begin
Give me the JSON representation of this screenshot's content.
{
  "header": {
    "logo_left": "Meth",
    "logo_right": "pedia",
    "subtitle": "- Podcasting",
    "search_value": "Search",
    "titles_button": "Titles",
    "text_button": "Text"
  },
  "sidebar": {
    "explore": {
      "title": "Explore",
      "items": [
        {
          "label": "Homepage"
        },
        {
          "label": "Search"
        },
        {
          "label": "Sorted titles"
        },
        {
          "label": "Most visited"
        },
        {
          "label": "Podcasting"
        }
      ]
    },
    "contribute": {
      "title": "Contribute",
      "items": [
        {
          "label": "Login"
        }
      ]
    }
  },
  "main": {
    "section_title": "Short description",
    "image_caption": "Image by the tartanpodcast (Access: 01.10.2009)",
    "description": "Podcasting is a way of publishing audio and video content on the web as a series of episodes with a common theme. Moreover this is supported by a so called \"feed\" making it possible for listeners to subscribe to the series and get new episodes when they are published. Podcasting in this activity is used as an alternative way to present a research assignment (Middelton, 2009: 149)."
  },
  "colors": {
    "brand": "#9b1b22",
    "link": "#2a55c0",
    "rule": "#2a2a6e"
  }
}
end
▶ _Request_
Each line of the material must be restated exactly.

▶ _Response to the task_
Give me the JSON representation of this screenshot's content.
{
  "header": {
    "logo_left": "Meth",
    "logo_right": "pedia",
    "subtitle": "- Podcasting",
    "search_value": "Search",
    "titles_button": "Titles",
    "text_button": "Text"
  },
  "sidebar": {
    "explore": {
      "title": "Explore",
      "items": [
        {
          "label": "Homepage"
        },
        {
          "label": "Search"
        },
        {
          "label": "Sorted titles"
        },
        {
          "label": "Most visited"
        },
        {
          "label": "Podcasting"
        }
      ]
    },
    "contribute": {
      "title": "Contribute",
      "items": [
        {
          "label": "Login"
        }
      ]
    }
  },
  "main": {
    "section_title": "Short description",
    "image_caption": "Image by the tartanpodcast (Access: 01.10.2009)",
    "description": "Podcasting is a way of publishing audio and video content on the web as a series of episodes with a common theme. Moreover this is supported by a so called \"feed\" making it possible for listeners to subscribe to the series and get new episodes when they are published. Podcasting in this activity is used as an alternative way to present a research assignment (Middelton, 2009: 149)."
  },
  "colors": {
    "brand": "#9b1b22",
    "link": "#2a55c0",
    "rule": "#2a2a6e"
  }
}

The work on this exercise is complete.